И Вернадский сетует, что «нами обычно забывается связь отечественной науки с той вековой работой, которую совершили русские землепроходцы открытием северной Азии, северных морей и пролива, отделяющего Евразию от Америки. Несомненно, эта работа старых веков, XV–XVII, была по своим научным последствиям столь же высокой важности научным достижением, как то раскрытие карты мира, какое совершено было моряками Запада XIV–XVIII столетий» (цит. соч., с. 314–315).
В высшей степени важно обратить сугубое внимание на тот факт, что Вернадский подчеркнуто ставит и иконопись, и «научную работу» в нераздельную связь со всей цельностью истории русского народа, укореняет художественное и научное творчество во всей полноте народно-исторического бытия России. Разумеется, это всецело относится и к русскому словесному творчеству.
И все это имеет глубокий и острейший смысл. В силу ряда причин (о них еще пойдет речь) русская литература как бы выделена в общественном сознании (во всяком случае, в представлениях большинства людей) в некую замкнутую сферу, словно бы даже самодовлеющий мир, возвышающийся над русской жизнью как таковой, над отечественной историей в ее реальной земной полноте.
Я отнюдь не считаю, что русская литература, – как и культура в целом, – есть прямое «отражение» или «воспроизведение» русской жизни, такой подход к делу – это прежде всего упрощенное, примитивизирующее истолкование культуры. Гораздо более верно понятие о творениях культуры (и, конечно, литературы) как о плодах – своего рода «последних», высших достижениях исторического творчества, плодах, которые, в частности, вовсе не обязаны быть «похожими» на свои жизненные корни. И, представляя собой порождения истории, творения культуры сами естественно становятся феноменами истории; трудно спорить с тем, что, скажем, былины об Илье Муромце, рублевская Троица, архитектурный мир Московского Кремля, «Жизнь за Царя» Глинки, толстовская «Война и мир» или лирика Есенина – это, без сомнения, реальные факты, события русской истории, прямо и непосредственно участвующие в ней.
В то же время они, конечно, представляют собой именно порождения этой истории, принципиально не могущие содержать в себе ничего такого, чего не было бы в самой истории. А между тем господствует мнение, согласно которому в России была, дескать, только великая, безмерно богатая и полная смысла литература (и, отчасти, культура вообще). Это выражено, например, в известном всем и каждому тургеневском стихотворении в прозе 1882 года «Русский язык» (в понятие «язык» здесь, безусловно, включена литература):
«Во дни сомнений, во дни тягостных раздумий о судьбах моей родины ты один мне поддержка и опора, о, великий, могучий, правдивый и свободный русский язык! – Не будь тебя – как не впасть в отчаяние при виде всего, что совершается дома? – Но нельзя верить, чтобы такой язык не был дан великому народу!»

● ИСХОДНЫЕ СТРОКИ:
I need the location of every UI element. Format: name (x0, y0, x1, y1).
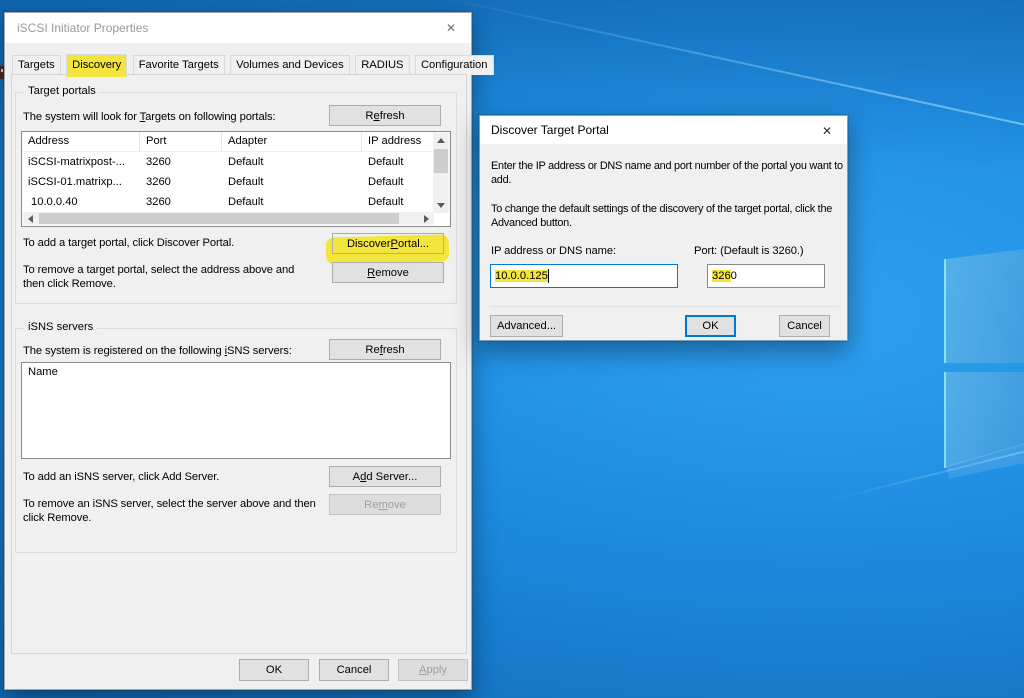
cell-port: 3260 (140, 152, 222, 172)
refresh-portals-button[interactable]: Refresh (329, 105, 441, 126)
vertical-scrollbar[interactable] (433, 133, 449, 213)
target-portals-table[interactable]: AddressPortAdapterIP address iSCSI-matri… (21, 131, 451, 227)
windows-logo-reflection (946, 440, 1024, 482)
advanced-button[interactable]: Advanced... (490, 315, 563, 337)
target-portals-group-label: Target portals (24, 85, 100, 97)
windows-logo-upper-pane (944, 249, 1024, 363)
discover-portal-marker: Discover Portal... (332, 233, 444, 254)
windows-logo-lower-pane (944, 372, 1024, 468)
remove-isns-button[interactable]: Remove (329, 494, 441, 515)
tab-volumes-and-devices[interactable]: Volumes and Devices (230, 55, 350, 75)
add-server-button[interactable]: Add Server... (329, 466, 441, 487)
windows-logo-upper-pane-edge (944, 259, 946, 363)
tab-strip: Targets Discovery Favorite Targets Volum… (12, 54, 495, 75)
horizontal-scroll-thumb[interactable] (39, 213, 399, 224)
cell-adapter: Default (222, 152, 362, 172)
cell-port: 3260 (140, 172, 222, 192)
cell-address: iSCSI-matrixpost-... (22, 152, 140, 172)
cell-port: 3260 (140, 192, 222, 212)
port-input[interactable]: 3260 (707, 264, 825, 288)
desktop-screen: iSCSI Initiator Properties ✕ Targets Dis… (0, 0, 1024, 698)
scroll-right-icon[interactable] (419, 212, 434, 225)
window-title: iSCSI Initiator Properties (17, 21, 148, 35)
remove-isns-hint: To remove an iSNS server, select the ser… (23, 498, 318, 525)
horizontal-scrollbar[interactable] (23, 212, 434, 225)
add-portal-hint: To add a target portal, click Discover P… (23, 237, 234, 251)
dialog-instructions-1: Enter the IP address or DNS name and por… (491, 159, 847, 187)
refresh-isns-button[interactable]: Refresh (329, 339, 441, 360)
tab-configuration[interactable]: Configuration (415, 55, 494, 75)
dialog-instructions-2: To change the default settings of the di… (491, 202, 847, 230)
cell-adapter: Default (222, 172, 362, 192)
dialog-cancel-button[interactable]: Cancel (779, 315, 830, 337)
column-header-address[interactable]: Address (22, 132, 140, 151)
table-header-row: AddressPortAdapterIP address (22, 132, 434, 152)
scroll-down-icon[interactable] (433, 198, 449, 213)
vertical-scroll-thumb[interactable] (434, 149, 448, 173)
table-row[interactable]: iSCSI-01.matrixp...3260DefaultDefault (22, 172, 434, 192)
dialog-ok-button[interactable]: OK (685, 315, 736, 337)
remove-portal-button[interactable]: Remove (332, 262, 444, 283)
cell-ip: Default (362, 172, 434, 192)
table-row[interactable]: 10.0.0.403260DefaultDefault (22, 192, 434, 212)
ip-address-label: IP address or DNS name: (491, 245, 616, 257)
wallpaper-floor-line (818, 446, 1024, 504)
cell-adapter: Default (222, 192, 362, 212)
scroll-up-icon[interactable] (433, 133, 449, 148)
tab-targets[interactable]: Targets (12, 55, 61, 75)
isns-description: The system is registered on the followin… (23, 345, 292, 359)
iscsi-initiator-properties-window: iSCSI Initiator Properties ✕ Targets Dis… (4, 12, 472, 690)
tab-radius[interactable]: RADIUS (355, 55, 409, 75)
add-isns-hint: To add an iSNS server, click Add Server. (23, 471, 219, 485)
remove-portal-hint: To remove a target portal, select the ad… (23, 264, 318, 291)
ip-address-input[interactable]: 10.0.0.125 (490, 264, 678, 288)
close-icon[interactable]: ✕ (436, 17, 466, 38)
discover-target-portal-dialog: Discover Target Portal ✕ Enter the IP ad… (479, 115, 848, 341)
cancel-button[interactable]: Cancel (319, 659, 389, 681)
close-icon[interactable]: ✕ (812, 120, 842, 141)
isns-servers-group-label: iSNS servers (24, 321, 97, 333)
cell-address: iSCSI-01.matrixp... (22, 172, 140, 192)
cell-ip: Default (362, 152, 434, 172)
wallpaper-light-beam (430, 0, 1024, 132)
isns-list-header-name: Name (28, 366, 58, 378)
apply-button[interactable]: Apply (398, 659, 468, 681)
port-label: Port: (Default is 3260.) (694, 245, 804, 257)
ip-value-highlighted: 10.0.0.125 (495, 270, 548, 282)
cell-address: 10.0.0.40 (22, 192, 140, 212)
tab-favorite-targets[interactable]: Favorite Targets (133, 55, 225, 75)
dialog-separator (490, 306, 839, 307)
ok-button[interactable]: OK (239, 659, 309, 681)
tab-discovery[interactable]: Discovery (66, 54, 127, 77)
scroll-left-icon[interactable] (23, 212, 38, 225)
windows-logo-lower-pane-edge (944, 372, 946, 468)
isns-servers-list[interactable]: Name (21, 362, 451, 459)
cell-ip: Default (362, 192, 434, 212)
table-row[interactable]: iSCSI-matrixpost-...3260DefaultDefault (22, 152, 434, 172)
column-header-port[interactable]: Port (140, 132, 222, 151)
column-header-adapter[interactable]: Adapter (222, 132, 362, 151)
discover-portal-button[interactable]: Discover Portal... (332, 233, 444, 254)
dialog-title: Discover Target Portal (491, 123, 609, 137)
port-value-rest: 0 (731, 270, 737, 282)
target-portals-description: The system will look for Targets on foll… (23, 111, 275, 125)
port-value-highlighted: 326 (712, 270, 731, 282)
column-header-ip-address[interactable]: IP address (362, 132, 434, 151)
text-caret (548, 269, 549, 283)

● СПИСОК ЗАДАНИЙ:
A - Кратко ответьте на вопросы по отрывку, записывая каждый ответ с новой строки под той же пометой:
(i) К каким векам Вернадский относит работу русских землепроходцев?
(ii) В каком году написано тургеневское стихотворение в прозе «Русский язык»?
(iii) Какой подход к культуре автор называет упрощенным, примитивизирующим истолкованием?
B - Определите, соответствует ли каждое утверждение отрывку, и подкрепите ответ «да» или «нет» точной цитатой из него.
(i) Автор считает русскую литературу прямым отражением русской жизни.
(ii) По словам Вернадского, открытия русских землепроходцев по научным последствиям сопоставимы с раскрытием карты мира моряками Запада.
(iii) Автор полагает, что творения культуры обязаны быть похожими на свои жизненные корни.
Отвечайте, опираясь только на отрывок.

● ОТВЕТЫ:
A -
(i) К XV–XVII векам.
(ii) В 1882 году.
(iii) Взгляд на русскую литературу и культуру в целом как на прямое «отражение» или «воспроизведение» русской жизни.

B -
(i) Нет: «Я отнюдь не считаю, что русская литература, – как и культура в целом, – есть прямое «отражение» или «воспроизведение» русской жизни».
(ii) Да: «была по своим научным последствиям столь же высокой важности научным достижением, как то раскрытие карты мира, какое совершено было моряками Запада XIV–XVIII столетий».
(iii) Нет: «плодах, которые, в частности, вовсе не обязаны быть «похожими» на свои жизненные корни».